**Data extract**
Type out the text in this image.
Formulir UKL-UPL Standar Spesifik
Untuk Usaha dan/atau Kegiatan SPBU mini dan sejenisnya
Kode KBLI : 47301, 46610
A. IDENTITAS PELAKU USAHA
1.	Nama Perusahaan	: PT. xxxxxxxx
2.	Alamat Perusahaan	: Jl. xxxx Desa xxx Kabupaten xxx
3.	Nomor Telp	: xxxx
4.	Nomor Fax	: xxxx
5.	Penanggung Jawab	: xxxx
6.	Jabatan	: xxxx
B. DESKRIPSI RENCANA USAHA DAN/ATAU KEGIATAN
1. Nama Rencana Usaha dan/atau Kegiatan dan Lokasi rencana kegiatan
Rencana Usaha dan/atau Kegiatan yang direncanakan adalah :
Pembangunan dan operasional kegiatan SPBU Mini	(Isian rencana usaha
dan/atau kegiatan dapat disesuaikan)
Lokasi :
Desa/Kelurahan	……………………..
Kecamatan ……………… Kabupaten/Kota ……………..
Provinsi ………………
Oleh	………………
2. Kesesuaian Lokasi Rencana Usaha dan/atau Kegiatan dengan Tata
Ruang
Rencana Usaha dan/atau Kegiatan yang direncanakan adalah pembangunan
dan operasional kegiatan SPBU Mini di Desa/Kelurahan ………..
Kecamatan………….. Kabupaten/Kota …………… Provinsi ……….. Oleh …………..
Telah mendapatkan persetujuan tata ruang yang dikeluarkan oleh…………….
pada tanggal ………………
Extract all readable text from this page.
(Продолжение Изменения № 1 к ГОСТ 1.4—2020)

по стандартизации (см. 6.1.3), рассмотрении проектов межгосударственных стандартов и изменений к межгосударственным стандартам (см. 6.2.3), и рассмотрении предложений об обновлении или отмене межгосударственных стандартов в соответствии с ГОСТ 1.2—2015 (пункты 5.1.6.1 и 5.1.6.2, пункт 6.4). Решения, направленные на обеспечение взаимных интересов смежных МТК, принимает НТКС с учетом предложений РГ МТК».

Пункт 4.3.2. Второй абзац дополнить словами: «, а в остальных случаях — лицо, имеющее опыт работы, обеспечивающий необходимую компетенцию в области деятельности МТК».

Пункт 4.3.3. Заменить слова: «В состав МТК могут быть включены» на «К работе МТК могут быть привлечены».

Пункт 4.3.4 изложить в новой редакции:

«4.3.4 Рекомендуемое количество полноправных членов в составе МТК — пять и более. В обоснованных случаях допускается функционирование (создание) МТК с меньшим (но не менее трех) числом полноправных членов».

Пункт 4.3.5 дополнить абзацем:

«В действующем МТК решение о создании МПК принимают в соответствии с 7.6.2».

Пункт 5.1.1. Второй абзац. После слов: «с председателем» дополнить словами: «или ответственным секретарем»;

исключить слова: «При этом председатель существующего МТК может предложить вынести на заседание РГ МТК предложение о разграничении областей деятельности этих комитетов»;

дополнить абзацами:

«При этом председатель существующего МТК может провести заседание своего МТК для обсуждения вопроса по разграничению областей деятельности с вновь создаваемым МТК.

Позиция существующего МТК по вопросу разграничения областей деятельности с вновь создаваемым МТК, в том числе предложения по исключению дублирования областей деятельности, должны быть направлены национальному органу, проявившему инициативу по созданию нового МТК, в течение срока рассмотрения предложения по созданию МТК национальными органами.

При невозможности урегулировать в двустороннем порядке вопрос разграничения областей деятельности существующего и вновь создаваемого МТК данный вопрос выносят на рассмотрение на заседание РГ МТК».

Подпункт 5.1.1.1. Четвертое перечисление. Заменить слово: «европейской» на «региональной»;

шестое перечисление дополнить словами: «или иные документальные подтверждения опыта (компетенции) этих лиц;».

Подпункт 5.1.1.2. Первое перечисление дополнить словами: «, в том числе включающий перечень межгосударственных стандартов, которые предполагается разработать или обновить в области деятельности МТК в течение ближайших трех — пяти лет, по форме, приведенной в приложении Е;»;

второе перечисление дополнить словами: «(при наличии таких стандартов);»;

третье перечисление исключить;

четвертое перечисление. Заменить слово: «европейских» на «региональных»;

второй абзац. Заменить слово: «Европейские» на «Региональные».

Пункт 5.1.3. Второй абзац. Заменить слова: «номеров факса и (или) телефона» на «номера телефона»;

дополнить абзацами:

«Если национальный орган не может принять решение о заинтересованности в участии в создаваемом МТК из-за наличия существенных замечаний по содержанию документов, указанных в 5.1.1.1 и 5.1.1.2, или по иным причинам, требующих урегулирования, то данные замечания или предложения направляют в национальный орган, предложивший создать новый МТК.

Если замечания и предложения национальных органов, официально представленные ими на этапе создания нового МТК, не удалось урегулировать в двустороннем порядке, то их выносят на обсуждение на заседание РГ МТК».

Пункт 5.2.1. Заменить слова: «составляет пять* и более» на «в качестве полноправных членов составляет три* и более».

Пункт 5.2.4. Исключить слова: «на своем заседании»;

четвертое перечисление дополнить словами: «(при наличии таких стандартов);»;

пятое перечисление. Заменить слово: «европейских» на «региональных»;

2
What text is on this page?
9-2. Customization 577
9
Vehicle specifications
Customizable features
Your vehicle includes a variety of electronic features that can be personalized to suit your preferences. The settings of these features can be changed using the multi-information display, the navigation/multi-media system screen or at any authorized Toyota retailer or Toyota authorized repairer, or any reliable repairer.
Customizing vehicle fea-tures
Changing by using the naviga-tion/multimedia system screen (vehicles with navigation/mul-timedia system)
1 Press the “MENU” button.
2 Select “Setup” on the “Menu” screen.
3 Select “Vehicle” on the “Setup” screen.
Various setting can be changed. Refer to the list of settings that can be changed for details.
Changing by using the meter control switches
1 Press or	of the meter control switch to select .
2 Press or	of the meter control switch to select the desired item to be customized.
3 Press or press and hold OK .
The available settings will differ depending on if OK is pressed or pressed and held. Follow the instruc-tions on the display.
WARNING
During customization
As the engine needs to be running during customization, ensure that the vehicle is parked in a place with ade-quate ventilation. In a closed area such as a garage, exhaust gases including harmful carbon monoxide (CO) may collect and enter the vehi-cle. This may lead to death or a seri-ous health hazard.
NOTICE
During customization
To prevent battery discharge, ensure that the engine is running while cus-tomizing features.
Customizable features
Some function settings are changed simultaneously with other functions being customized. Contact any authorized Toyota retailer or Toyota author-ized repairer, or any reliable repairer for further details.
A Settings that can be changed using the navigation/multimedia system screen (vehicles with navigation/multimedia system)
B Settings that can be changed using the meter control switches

**What you will do**
Give only the number of lines in the entries above that hold the string "ensure".

**Complete answer**
2